*TASK:* Please convert every line of the items below into a Markdown table with two columns, Row and Line, leaving out any blank lines.

*Dataset rows:*
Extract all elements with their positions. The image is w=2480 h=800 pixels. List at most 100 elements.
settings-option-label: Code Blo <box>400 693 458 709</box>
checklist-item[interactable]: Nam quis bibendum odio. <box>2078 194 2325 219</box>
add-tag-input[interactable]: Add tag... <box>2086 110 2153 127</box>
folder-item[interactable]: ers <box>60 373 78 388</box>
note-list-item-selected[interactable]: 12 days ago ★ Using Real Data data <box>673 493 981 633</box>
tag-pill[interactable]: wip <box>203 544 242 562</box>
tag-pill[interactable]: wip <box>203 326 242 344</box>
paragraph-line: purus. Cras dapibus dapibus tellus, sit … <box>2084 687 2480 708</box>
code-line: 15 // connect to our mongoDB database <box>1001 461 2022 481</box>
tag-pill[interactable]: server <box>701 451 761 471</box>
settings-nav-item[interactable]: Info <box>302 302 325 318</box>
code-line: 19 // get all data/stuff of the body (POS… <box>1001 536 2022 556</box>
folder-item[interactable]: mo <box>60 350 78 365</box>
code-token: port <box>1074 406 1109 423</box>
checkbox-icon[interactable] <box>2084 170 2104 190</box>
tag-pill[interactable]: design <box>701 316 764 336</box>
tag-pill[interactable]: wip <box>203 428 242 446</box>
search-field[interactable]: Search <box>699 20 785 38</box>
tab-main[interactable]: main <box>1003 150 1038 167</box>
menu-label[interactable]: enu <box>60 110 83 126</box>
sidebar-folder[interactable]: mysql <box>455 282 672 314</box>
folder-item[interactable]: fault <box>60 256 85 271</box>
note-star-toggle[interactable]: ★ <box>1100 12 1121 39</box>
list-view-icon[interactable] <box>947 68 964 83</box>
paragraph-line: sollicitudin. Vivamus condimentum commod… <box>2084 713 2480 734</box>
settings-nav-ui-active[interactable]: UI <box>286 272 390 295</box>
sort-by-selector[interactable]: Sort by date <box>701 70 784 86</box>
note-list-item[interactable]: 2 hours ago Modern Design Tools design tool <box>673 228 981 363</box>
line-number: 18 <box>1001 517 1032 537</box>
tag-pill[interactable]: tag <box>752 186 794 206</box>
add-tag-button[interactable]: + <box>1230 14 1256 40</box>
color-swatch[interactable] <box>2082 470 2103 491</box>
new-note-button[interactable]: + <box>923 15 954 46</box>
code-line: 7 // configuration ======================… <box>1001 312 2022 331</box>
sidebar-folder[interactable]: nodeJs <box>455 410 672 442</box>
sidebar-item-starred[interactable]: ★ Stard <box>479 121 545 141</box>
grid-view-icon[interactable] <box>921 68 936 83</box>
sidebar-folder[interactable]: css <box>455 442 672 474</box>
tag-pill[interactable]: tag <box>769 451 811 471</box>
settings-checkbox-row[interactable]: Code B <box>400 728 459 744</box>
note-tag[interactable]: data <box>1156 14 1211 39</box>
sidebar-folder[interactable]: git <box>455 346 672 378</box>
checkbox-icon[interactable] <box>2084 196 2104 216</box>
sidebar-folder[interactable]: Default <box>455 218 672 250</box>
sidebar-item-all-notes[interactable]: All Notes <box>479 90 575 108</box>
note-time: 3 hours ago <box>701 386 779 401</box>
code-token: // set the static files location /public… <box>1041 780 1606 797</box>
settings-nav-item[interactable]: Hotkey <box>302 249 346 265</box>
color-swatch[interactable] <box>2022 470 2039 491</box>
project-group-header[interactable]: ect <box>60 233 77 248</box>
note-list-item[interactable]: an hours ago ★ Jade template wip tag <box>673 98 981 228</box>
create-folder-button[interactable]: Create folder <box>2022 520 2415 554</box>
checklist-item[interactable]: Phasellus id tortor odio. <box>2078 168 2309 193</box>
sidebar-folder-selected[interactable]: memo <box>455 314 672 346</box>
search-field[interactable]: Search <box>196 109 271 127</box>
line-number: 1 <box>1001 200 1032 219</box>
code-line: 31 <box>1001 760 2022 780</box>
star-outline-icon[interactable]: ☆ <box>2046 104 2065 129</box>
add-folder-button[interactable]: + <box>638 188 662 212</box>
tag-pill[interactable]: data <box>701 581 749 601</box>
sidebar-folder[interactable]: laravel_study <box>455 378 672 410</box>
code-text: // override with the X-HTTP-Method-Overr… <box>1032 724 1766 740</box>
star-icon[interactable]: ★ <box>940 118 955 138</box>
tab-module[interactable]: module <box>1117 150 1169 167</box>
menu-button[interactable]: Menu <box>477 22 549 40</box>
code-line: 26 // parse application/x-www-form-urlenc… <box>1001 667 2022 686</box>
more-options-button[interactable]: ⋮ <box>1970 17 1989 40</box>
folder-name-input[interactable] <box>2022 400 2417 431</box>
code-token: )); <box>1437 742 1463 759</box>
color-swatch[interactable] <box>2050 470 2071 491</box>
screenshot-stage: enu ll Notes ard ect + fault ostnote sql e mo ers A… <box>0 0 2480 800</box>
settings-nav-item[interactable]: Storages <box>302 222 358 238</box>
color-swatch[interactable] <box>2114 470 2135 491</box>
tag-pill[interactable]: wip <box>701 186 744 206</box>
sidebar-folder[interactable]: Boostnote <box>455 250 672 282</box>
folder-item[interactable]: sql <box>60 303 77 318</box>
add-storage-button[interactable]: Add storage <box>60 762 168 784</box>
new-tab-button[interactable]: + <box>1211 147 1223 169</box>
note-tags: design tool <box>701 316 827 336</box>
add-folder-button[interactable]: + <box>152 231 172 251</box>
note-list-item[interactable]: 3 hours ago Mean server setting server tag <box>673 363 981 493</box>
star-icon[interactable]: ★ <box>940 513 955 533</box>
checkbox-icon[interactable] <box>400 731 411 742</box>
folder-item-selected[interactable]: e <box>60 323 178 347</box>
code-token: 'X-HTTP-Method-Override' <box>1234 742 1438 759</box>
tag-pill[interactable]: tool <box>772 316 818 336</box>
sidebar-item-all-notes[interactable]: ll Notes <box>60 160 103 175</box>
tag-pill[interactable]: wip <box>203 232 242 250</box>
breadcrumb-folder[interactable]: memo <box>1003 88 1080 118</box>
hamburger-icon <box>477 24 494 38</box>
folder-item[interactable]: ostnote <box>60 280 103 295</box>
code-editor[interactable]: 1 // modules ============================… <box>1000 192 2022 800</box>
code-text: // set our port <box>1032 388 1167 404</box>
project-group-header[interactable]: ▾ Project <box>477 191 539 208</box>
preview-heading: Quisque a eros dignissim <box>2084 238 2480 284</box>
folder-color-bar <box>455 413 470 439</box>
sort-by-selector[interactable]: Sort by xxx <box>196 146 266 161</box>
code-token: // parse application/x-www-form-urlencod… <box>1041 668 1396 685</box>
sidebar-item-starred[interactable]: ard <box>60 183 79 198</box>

*ANSWER TO THE PROBLEM:*
| Row | Line |
|---|---|
| 1 | Extract all elements with their positions. The image is w=2480 h=800 pixels. List at most 100 elements. |
| 2 | settings-option-label: Code Blo <box>400 693 458 709</box> |
| 3 | checklist-item[interactable]: Nam quis bibendum odio. <box>2078 194 2325 219</box> |
| 4 | add-tag-input[interactable]: Add tag... <box>2086 110 2153 127</box> |
| 5 | folder-item[interactable]: ers <box>60 373 78 388</box> |
| 6 | note-list-item-selected[interactable]: 12 days ago ★ Using Real Data data <box>673 493 981 633</box> |
| 7 | tag-pill[interactable]: wip <box>203 544 242 562</box> |
| 8 | tag-pill[interactable]: wip <box>203 326 242 344</box> |
| 9 | paragraph-line: purus. Cras dapibus dapibus tellus, sit … <box>2084 687 2480 708</box> |
| 10 | code-line: 15 // connect to our mongoDB database <box>1001 461 2022 481</box> |
| 11 | tag-pill[interactable]: server <box>701 451 761 471</box> |
| 12 | settings-nav-item[interactable]: Info <box>302 302 325 318</box> |
| 13 | code-line: 19 // get all data/stuff of the body (POS… <box>1001 536 2022 556</box> |
| 14 | folder-item[interactable]: mo <box>60 350 78 365</box> |
| 15 | code-token: port <box>1074 406 1109 423</box> |
| 16 | checkbox-icon[interactable] <box>2084 170 2104 190</box> |
| 17 | tag-pill[interactable]: design <box>701 316 764 336</box> |
| 18 | tag-pill[interactable]: wip <box>203 428 242 446</box> |
| 19 | search-field[interactable]: Search <box>699 20 785 38</box> |
| 20 | tab-main[interactable]: main <box>1003 150 1038 167</box> |
| 21 | menu-label[interactable]: enu <box>60 110 83 126</box> |
| 22 | sidebar-folder[interactable]: mysql <box>455 282 672 314</box> |
| 23 | folder-item[interactable]: fault <box>60 256 85 271</box> |
| 24 | note-star-toggle[interactable]: ★ <box>1100 12 1121 39</box> |
| 25 | list-view-icon[interactable] <box>947 68 964 83</box> |
| 26 | paragraph-line: sollicitudin. Vivamus condimentum commod… <box>2084 713 2480 734</box> |
| 27 | settings-nav-ui-active[interactable]: UI <box>286 272 390 295</box> |
| 28 | sort-by-selector[interactable]: Sort by date <box>701 70 784 86</box> |
| 29 | note-list-item[interactable]: 2 hours ago Modern Design Tools design tool <box>673 228 981 363</box> |
| 30 | line-number: 18 <box>1001 517 1032 537</box> |
| 31 | tag-pill[interactable]: tag <box>752 186 794 206</box> |
| 32 | add-tag-button[interactable]: + <box>1230 14 1256 40</box> |
| 33 | color-swatch[interactable] <box>2082 470 2103 491</box> |
| 34 | new-note-button[interactable]: + <box>923 15 954 46</box> |
| 35 | code-line: 7 // configuration ======================… <box>1001 312 2022 331</box> |
| 36 | sidebar-folder[interactable]: nodeJs <box>455 410 672 442</box> |
| 37 | sidebar-item-starred[interactable]: ★ Stard <box>479 121 545 141</box> |
| 38 | grid-view-icon[interactable] <box>921 68 936 83</box> |
| 39 | sidebar-folder[interactable]: css <box>455 442 672 474</box> |
| 40 | tag-pill[interactable]: tag <box>769 451 811 471</box> |
| 41 | settings-checkbox-row[interactable]: Code B <box>400 728 459 744</box> |
| 42 | note-tag[interactable]: data <box>1156 14 1211 39</box> |
| 43 | sidebar-folder[interactable]: git <box>455 346 672 378</box> |
| 44 | checkbox-icon[interactable] <box>2084 196 2104 216</box> |
| 45 | sidebar-folder[interactable]: Default <box>455 218 672 250</box> |
| 46 | sidebar-item-all-notes[interactable]: All Notes <box>479 90 575 108</box> |
| 47 | note-time: 3 hours ago <box>701 386 779 401</box> |
| 48 | code-token: // set the static files location /public… <box>1041 780 1606 797</box> |
| 49 | settings-nav-item[interactable]: Hotkey <box>302 249 346 265</box> |
| 50 | color-swatch[interactable] <box>2022 470 2039 491</box> |
| 51 | project-group-header[interactable]: ect <box>60 233 77 248</box> |
| 52 | note-list-item[interactable]: an hours ago ★ Jade template wip tag <box>673 98 981 228</box> |
| 53 | create-folder-button[interactable]: Create folder <box>2022 520 2415 554</box> |
| 54 | checklist-item[interactable]: Phasellus id tortor odio. <box>2078 168 2309 193</box> |
| 55 | sidebar-folder-selected[interactable]: memo <box>455 314 672 346</box> |
| 56 | search-field[interactable]: Search <box>196 109 271 127</box> |
| 57 | line-number: 1 <box>1001 200 1032 219</box> |
| 58 | code-line: 31 <box>1001 760 2022 780</box> |
| 59 | star-outline-icon[interactable]: ☆ <box>2046 104 2065 129</box> |
| 60 | add-folder-button[interactable]: + <box>638 188 662 212</box> |
| 61 | tag-pill[interactable]: data <box>701 581 749 601</box> |
| 62 | sidebar-folder[interactable]: laravel_study <box>455 378 672 410</box> |
| 63 | code-text: // override with the X-HTTP-Method-Overr… <box>1032 724 1766 740</box> |
| 64 | star-icon[interactable]: ★ <box>940 118 955 138</box> |
| 65 | tab-module[interactable]: module <box>1117 150 1169 167</box> |
| 66 | menu-button[interactable]: Menu <box>477 22 549 40</box> |
| 67 | code-line: 26 // parse application/x-www-form-urlenc… <box>1001 667 2022 686</box> |
| 68 | more-options-button[interactable]: ⋮ <box>1970 17 1989 40</box> |
| 69 | folder-name-input[interactable] <box>2022 400 2417 431</box> |
| 70 | code-token: )); <box>1437 742 1463 759</box> |
| 71 | color-swatch[interactable] <box>2050 470 2071 491</box> |
| 72 | screenshot-stage: enu ll Notes ard ect + fault ostnote sql e mo ers A… <box>0 0 2480 800</box> |
| 73 | settings-nav-item[interactable]: Storages <box>302 222 358 238</box> |
| 74 | color-swatch[interactable] <box>2114 470 2135 491</box> |
| 75 | tag-pill[interactable]: wip <box>701 186 744 206</box> |
| 76 | sidebar-folder[interactable]: Boostnote <box>455 250 672 282</box> |
| 77 | folder-item[interactable]: sql <box>60 303 77 318</box> |
| 78 | add-storage-button[interactable]: Add storage <box>60 762 168 784</box> |
| 79 | new-tab-button[interactable]: + <box>1211 147 1223 169</box> |
| 80 | note-tags: design tool <box>701 316 827 336</box> |
| 81 | add-folder-button[interactable]: + <box>152 231 172 251</box> |
| 82 | note-list-item[interactable]: 3 hours ago Mean server setting server tag <box>673 363 981 493</box> |
| 83 | star-icon[interactable]: ★ <box>940 513 955 533</box> |
| 84 | checkbox-icon[interactable] <box>400 731 411 742</box> |
| 85 | folder-item-selected[interactable]: e <box>60 323 178 347</box> |
| 86 | code-token: 'X-HTTP-Method-Override' <box>1234 742 1438 759</box> |
| 87 | tag-pill[interactable]: tool <box>772 316 818 336</box> |
| 88 | sidebar-item-all-notes[interactable]: ll Notes <box>60 160 103 175</box> |
| 89 | tag-pill[interactable]: wip <box>203 232 242 250</box> |
| 90 | breadcrumb-folder[interactable]: memo <box>1003 88 1080 118</box> |
| 91 | hamburger-icon <box>477 24 494 38</box> |
| 92 | folder-item[interactable]: ostnote <box>60 280 103 295</box> |
| 93 | code-editor[interactable]: 1 // modules ============================… <box>1000 192 2022 800</box> |
| 94 | code-text: // set our port <box>1032 388 1167 404</box> |
| 95 | project-group-header[interactable]: ▾ Project <box>477 191 539 208</box> |
| 96 | preview-heading: Quisque a eros dignissim <box>2084 238 2480 284</box> |
| 97 | folder-color-bar <box>455 413 470 439</box> |
| 98 | sort-by-selector[interactable]: Sort by xxx <box>196 146 266 161</box> |
| 99 | code-token: // parse application/x-www-form-urlencod… <box>1041 668 1396 685</box> |
| 100 | sidebar-item-starred[interactable]: ard <box>60 183 79 198</box> |